### TASK DESCRIPTION
Find the lines that include the string "content" and report how many there are. Give no other text.

### ENTRIES
□ □ □ □ □ □ □

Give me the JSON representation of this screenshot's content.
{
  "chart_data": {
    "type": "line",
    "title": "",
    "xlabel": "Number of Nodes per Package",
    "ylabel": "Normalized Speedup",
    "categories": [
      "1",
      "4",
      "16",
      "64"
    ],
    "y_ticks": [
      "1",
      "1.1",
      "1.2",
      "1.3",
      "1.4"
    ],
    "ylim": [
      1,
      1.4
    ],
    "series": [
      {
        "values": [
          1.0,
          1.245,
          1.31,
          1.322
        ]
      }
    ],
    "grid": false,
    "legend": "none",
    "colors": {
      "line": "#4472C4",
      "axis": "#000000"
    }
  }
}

□ □ □ □ □ □ □

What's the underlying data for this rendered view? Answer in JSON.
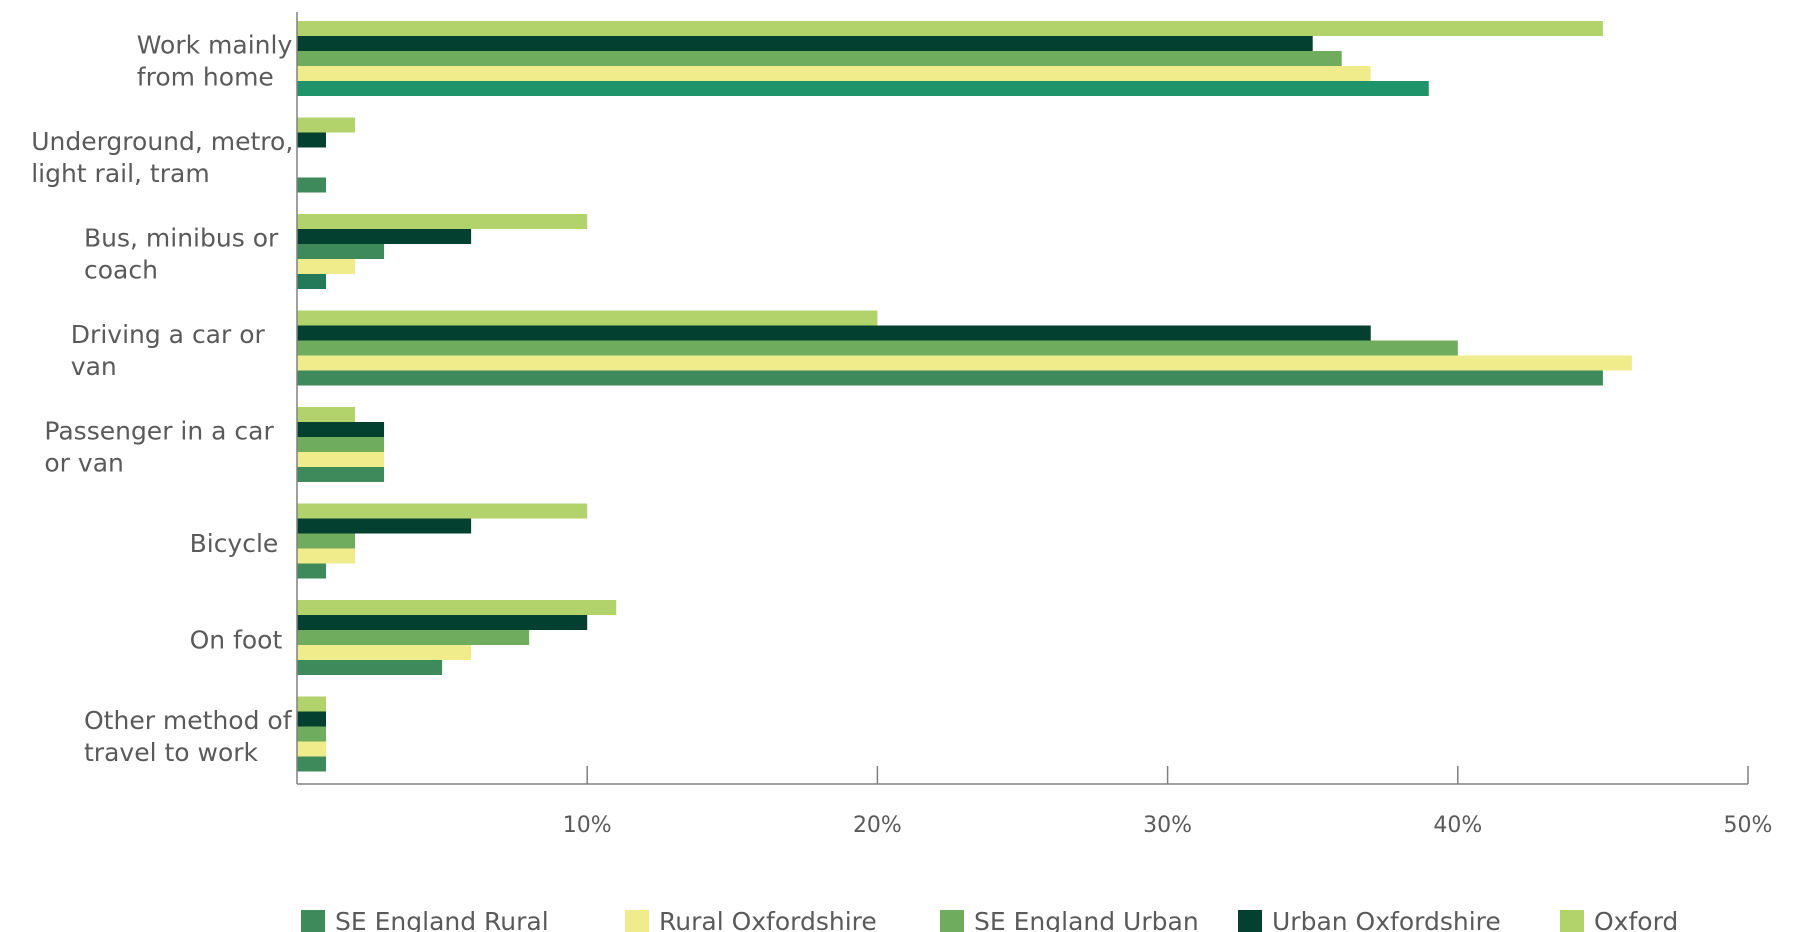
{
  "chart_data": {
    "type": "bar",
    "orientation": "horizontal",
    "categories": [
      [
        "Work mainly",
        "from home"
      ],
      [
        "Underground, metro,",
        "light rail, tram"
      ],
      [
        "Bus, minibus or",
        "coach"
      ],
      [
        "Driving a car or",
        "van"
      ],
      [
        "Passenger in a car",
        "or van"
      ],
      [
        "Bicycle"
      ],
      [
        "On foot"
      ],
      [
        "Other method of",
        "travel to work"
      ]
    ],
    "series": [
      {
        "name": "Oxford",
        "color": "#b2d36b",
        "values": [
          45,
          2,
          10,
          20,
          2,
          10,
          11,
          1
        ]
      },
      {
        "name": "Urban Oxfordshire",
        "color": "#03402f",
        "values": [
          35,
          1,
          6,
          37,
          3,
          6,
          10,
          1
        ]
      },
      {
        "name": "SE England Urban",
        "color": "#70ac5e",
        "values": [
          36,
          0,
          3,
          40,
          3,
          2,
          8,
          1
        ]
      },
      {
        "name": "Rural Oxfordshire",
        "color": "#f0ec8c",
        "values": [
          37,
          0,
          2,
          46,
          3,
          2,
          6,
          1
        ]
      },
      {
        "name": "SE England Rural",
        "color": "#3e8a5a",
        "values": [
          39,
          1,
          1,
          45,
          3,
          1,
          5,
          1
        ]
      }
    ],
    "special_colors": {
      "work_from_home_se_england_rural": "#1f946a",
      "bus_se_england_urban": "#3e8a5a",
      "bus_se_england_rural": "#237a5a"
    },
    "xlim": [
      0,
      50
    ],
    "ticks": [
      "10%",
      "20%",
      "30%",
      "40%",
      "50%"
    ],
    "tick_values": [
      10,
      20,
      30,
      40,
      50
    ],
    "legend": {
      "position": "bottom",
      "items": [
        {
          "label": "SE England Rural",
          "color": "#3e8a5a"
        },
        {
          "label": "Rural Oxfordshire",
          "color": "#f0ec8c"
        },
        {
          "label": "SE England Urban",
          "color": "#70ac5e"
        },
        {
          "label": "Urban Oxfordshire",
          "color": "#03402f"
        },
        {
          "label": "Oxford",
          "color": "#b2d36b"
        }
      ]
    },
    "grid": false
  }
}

□ □ □ □ □ □ □

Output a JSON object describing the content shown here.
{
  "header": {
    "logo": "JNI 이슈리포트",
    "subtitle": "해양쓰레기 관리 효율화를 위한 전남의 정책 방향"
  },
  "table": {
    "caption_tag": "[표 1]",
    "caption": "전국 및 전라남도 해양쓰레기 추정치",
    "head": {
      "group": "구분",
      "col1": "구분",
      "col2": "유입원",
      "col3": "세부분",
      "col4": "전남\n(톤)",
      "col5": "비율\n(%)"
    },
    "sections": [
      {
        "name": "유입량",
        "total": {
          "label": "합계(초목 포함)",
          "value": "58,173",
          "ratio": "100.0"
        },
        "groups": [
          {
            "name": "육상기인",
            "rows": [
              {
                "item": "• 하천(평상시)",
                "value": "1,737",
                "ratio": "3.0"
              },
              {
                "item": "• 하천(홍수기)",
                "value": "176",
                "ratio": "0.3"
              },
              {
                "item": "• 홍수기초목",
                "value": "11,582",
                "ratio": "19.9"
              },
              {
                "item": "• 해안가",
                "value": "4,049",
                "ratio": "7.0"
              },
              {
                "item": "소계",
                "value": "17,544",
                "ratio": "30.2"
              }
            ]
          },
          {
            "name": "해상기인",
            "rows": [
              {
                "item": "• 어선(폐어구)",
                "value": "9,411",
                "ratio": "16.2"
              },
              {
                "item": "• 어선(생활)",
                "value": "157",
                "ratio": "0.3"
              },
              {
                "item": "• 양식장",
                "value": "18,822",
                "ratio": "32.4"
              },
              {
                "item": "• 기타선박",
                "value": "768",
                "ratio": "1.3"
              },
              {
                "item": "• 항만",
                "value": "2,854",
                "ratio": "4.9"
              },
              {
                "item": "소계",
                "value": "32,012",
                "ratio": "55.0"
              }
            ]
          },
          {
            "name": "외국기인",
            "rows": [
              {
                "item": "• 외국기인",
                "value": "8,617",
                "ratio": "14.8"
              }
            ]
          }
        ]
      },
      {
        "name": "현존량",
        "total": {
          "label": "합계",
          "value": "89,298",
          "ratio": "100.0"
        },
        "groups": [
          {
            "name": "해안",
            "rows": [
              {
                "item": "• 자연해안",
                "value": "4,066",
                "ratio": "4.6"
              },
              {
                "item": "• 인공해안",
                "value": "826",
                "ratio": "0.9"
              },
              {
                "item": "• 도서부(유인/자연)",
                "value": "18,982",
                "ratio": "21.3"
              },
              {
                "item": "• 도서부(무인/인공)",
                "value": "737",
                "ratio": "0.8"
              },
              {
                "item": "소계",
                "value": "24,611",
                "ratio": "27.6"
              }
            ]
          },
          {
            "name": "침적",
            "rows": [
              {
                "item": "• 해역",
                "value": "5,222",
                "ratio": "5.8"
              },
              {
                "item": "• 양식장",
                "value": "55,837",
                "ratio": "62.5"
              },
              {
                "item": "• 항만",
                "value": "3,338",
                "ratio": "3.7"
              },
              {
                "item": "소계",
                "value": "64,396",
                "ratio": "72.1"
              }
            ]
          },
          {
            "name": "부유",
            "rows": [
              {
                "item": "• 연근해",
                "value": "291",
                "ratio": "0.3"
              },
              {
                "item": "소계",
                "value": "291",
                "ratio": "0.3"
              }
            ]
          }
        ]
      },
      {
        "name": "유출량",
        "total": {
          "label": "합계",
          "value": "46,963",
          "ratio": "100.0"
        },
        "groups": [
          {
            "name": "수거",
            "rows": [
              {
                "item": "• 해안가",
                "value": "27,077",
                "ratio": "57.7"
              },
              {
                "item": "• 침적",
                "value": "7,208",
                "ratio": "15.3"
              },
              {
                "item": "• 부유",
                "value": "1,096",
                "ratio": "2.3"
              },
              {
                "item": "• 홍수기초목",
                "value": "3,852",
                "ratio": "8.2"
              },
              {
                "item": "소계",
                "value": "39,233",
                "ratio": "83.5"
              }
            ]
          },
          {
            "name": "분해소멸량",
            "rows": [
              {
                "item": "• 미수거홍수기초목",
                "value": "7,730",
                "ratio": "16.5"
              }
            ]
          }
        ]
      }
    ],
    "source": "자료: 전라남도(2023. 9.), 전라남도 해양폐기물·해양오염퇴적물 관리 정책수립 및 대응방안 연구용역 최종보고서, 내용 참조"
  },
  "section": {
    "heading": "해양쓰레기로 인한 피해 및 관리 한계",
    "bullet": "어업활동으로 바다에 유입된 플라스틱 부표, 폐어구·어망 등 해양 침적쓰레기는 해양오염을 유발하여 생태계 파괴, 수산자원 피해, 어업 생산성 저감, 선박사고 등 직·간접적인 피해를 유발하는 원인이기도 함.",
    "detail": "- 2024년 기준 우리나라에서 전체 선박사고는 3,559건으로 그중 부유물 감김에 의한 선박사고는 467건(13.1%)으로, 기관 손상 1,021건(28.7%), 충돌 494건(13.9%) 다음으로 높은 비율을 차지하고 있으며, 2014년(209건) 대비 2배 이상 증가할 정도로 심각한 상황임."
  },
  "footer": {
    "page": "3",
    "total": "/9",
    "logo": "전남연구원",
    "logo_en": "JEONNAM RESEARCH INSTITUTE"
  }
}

□ □ □ □ □ □ □

### TASK RESULT
2